RAW DATA –
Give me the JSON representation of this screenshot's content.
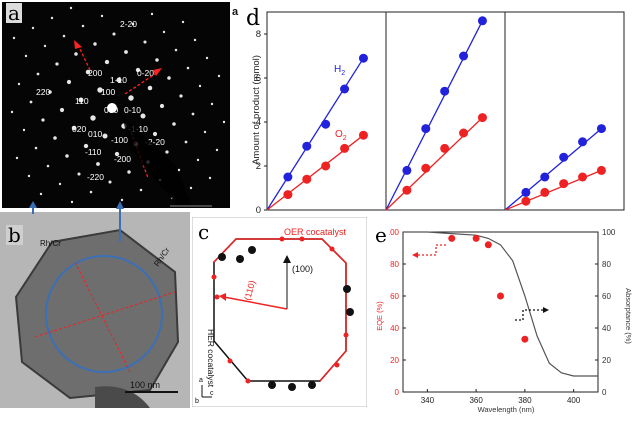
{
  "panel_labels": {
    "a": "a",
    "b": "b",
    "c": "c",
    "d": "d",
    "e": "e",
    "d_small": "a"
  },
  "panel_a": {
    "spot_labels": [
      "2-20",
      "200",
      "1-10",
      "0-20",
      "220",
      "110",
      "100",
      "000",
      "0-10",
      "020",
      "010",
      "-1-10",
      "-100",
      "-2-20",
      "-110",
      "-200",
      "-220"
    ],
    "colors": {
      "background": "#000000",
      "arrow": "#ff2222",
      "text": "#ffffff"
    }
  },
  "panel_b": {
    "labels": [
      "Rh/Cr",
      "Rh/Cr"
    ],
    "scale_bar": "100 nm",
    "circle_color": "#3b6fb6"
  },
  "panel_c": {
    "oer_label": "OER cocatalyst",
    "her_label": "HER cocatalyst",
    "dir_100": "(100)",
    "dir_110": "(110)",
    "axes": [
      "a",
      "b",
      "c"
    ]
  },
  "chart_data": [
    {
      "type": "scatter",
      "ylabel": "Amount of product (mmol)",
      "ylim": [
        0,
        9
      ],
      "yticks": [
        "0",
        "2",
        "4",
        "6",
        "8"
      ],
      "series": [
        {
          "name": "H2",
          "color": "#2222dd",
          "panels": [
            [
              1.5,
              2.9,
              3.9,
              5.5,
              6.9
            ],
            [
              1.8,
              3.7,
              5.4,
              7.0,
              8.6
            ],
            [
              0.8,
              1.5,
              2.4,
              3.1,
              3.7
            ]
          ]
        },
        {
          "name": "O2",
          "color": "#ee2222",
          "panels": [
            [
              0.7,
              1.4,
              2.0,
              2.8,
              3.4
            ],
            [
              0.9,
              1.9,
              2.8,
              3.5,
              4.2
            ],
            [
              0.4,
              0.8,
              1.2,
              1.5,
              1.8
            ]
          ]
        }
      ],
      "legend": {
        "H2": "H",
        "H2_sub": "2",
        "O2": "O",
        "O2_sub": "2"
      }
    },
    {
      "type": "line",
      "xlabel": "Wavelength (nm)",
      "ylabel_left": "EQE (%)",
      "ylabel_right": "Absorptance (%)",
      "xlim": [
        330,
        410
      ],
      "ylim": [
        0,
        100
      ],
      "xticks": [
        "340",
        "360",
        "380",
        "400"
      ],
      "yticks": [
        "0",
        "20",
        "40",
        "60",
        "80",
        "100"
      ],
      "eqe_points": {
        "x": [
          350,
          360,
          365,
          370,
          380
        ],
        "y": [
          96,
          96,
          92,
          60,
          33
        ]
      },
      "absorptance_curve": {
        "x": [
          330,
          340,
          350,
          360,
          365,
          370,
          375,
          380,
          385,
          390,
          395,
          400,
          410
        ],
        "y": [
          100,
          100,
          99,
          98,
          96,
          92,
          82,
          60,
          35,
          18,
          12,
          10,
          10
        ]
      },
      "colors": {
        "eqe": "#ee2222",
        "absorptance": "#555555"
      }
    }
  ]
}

JOB –
Reproduce every entry exactly, but omit each picture.

SOLUTION BELOW –
Give me the JSON representation of this screenshot's content.
{
  "panel_labels": {
    "a": "a",
    "b": "b",
    "c": "c",
    "d": "d",
    "e": "e",
    "d_small": "a"
  },
  "panel_a": {
    "spot_labels": [
      "2-20",
      "200",
      "1-10",
      "0-20",
      "220",
      "110",
      "100",
      "000",
      "0-10",
      "020",
      "010",
      "-1-10",
      "-100",
      "-2-20",
      "-110",
      "-200",
      "-220"
    ],
    "colors": {
      "background": "#000000",
      "arrow": "#ff2222",
      "text": "#ffffff"
    }
  },
  "panel_b": {
    "labels": [
      "Rh/Cr",
      "Rh/Cr"
    ],
    "scale_bar": "100 nm",
    "circle_color": "#3b6fb6"
  },
  "panel_c": {
    "oer_label": "OER cocatalyst",
    "her_label": "HER cocatalyst",
    "dir_100": "(100)",
    "dir_110": "(110)",
    "axes": [
      "a",
      "b",
      "c"
    ]
  },
  "chart_data": [
    {
      "type": "scatter",
      "ylabel": "Amount of product (mmol)",
      "ylim": [
        0,
        9
      ],
      "yticks": [
        "0",
        "2",
        "4",
        "6",
        "8"
      ],
      "series": [
        {
          "name": "H2",
          "color": "#2222dd",
          "panels": [
            [
              1.5,
              2.9,
              3.9,
              5.5,
              6.9
            ],
            [
              1.8,
              3.7,
              5.4,
              7.0,
              8.6
            ],
            [
              0.8,
              1.5,
              2.4,
              3.1,
              3.7
            ]
          ]
        },
        {
          "name": "O2",
          "color": "#ee2222",
          "panels": [
            [
              0.7,
              1.4,
              2.0,
              2.8,
              3.4
            ],
            [
              0.9,
              1.9,
              2.8,
              3.5,
              4.2
            ],
            [
              0.4,
              0.8,
              1.2,
              1.5,
              1.8
            ]
          ]
        }
      ],
      "legend": {
        "H2": "H",
        "H2_sub": "2",
        "O2": "O",
        "O2_sub": "2"
      }
    },
    {
      "type": "line",
      "xlabel": "Wavelength (nm)",
      "ylabel_left": "EQE (%)",
      "ylabel_right": "Absorptance (%)",
      "xlim": [
        330,
        410
      ],
      "ylim": [
        0,
        100
      ],
      "xticks": [
        "340",
        "360",
        "380",
        "400"
      ],
      "yticks": [
        "0",
        "20",
        "40",
        "60",
        "80",
        "100"
      ],
      "eqe_points": {
        "x": [
          350,
          360,
          365,
          370,
          380
        ],
        "y": [
          96,
          96,
          92,
          60,
          33
        ]
      },
      "absorptance_curve": {
        "x": [
          330,
          340,
          350,
          360,
          365,
          370,
          375,
          380,
          385,
          390,
          395,
          400,
          410
        ],
        "y": [
          100,
          100,
          99,
          98,
          96,
          92,
          82,
          60,
          35,
          18,
          12,
          10,
          10
        ]
      },
      "colors": {
        "eqe": "#ee2222",
        "absorptance": "#555555"
      }
    }
  ]
}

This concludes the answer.